## START Stored rows

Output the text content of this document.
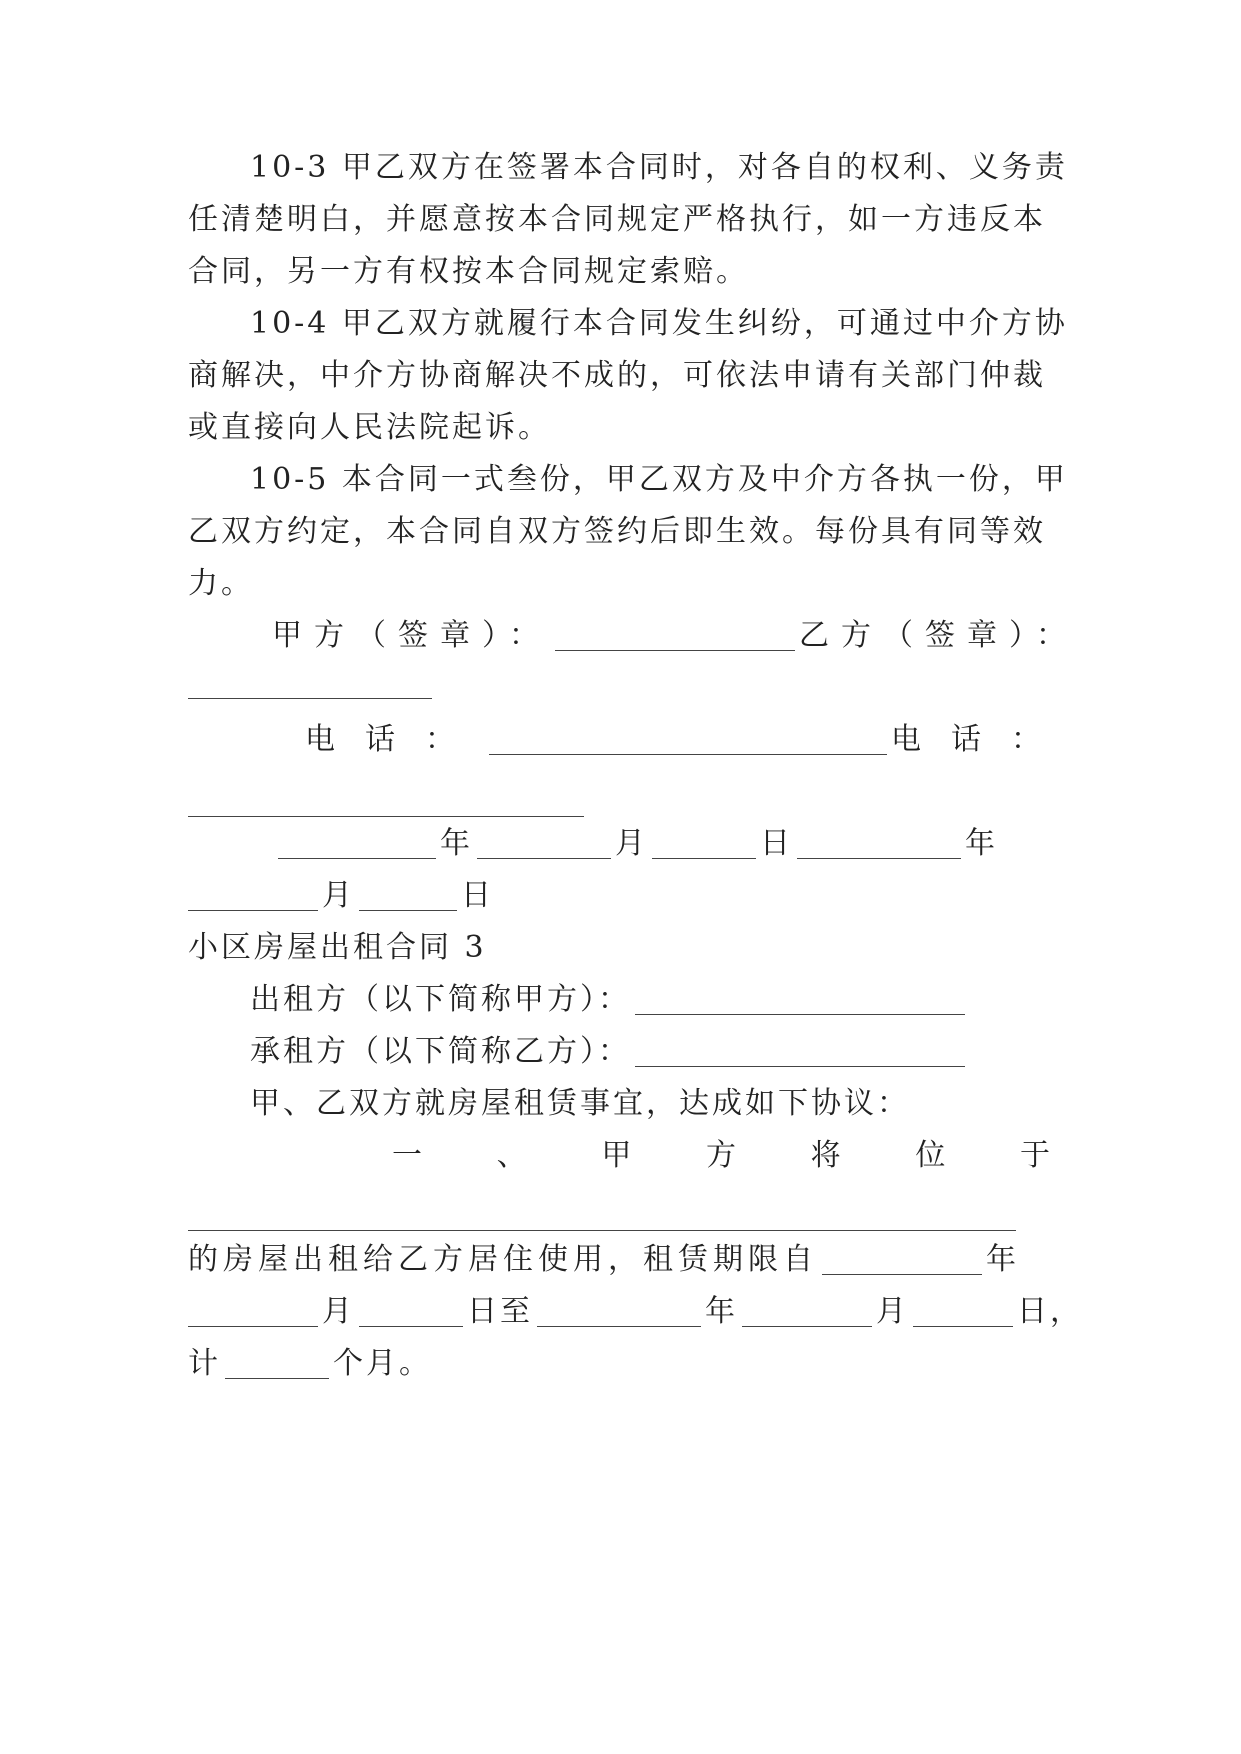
10-3 甲乙双方在签署本合同时，对各自的权利、义务责
任清楚明白，并愿意按本合同规定严格执行，如一方违反本
合同，另一方有权按本合同规定索赔。
10-4 甲乙双方就履行本合同发生纠纷，可通过中介方协
商解决，中介方协商解决不成的，可依法申请有关部门仲裁
或直接向人民法院起诉。
10-5 本合同一式叁份，甲乙双方及中介方各执一份，甲
乙双方约定，本合同自双方签约后即生效。每份具有同等效
力。
甲方（签章）：	乙方（签章）：
电话：	电话：
年	月	日	年
月	日
小区房屋出租合同 3
出租方（以下简称甲方）：
承租方（以下简称乙方）：
甲、乙双方就房屋租赁事宜，达成如下协议：
一、甲方将位于
的房屋出租给乙方居住使用，租赁期限自	年
月	日至	年	月	日，
计	个月。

## END Stored rows

Your objective. Repeat all the data as it stands, dropping any images it holds.

Response below.
Output the text content of this document.
10-3 甲乙双方在签署本合同时，对各自的权利、义务责
任清楚明白，并愿意按本合同规定严格执行，如一方违反本
合同，另一方有权按本合同规定索赔。
10-4 甲乙双方就履行本合同发生纠纷，可通过中介方协
商解决，中介方协商解决不成的，可依法申请有关部门仲裁
或直接向人民法院起诉。
10-5 本合同一式叁份，甲乙双方及中介方各执一份，甲
乙双方约定，本合同自双方签约后即生效。每份具有同等效
力。
甲方（签章）：	乙方（签章）：
电话：	电话：
年	月	日	年
月	日
小区房屋出租合同 3
出租方（以下简称甲方）：
承租方（以下简称乙方）：
甲、乙双方就房屋租赁事宜，达成如下协议：
一、甲方将位于
的房屋出租给乙方居住使用，租赁期限自	年
月	日至	年	月	日，
计	个月。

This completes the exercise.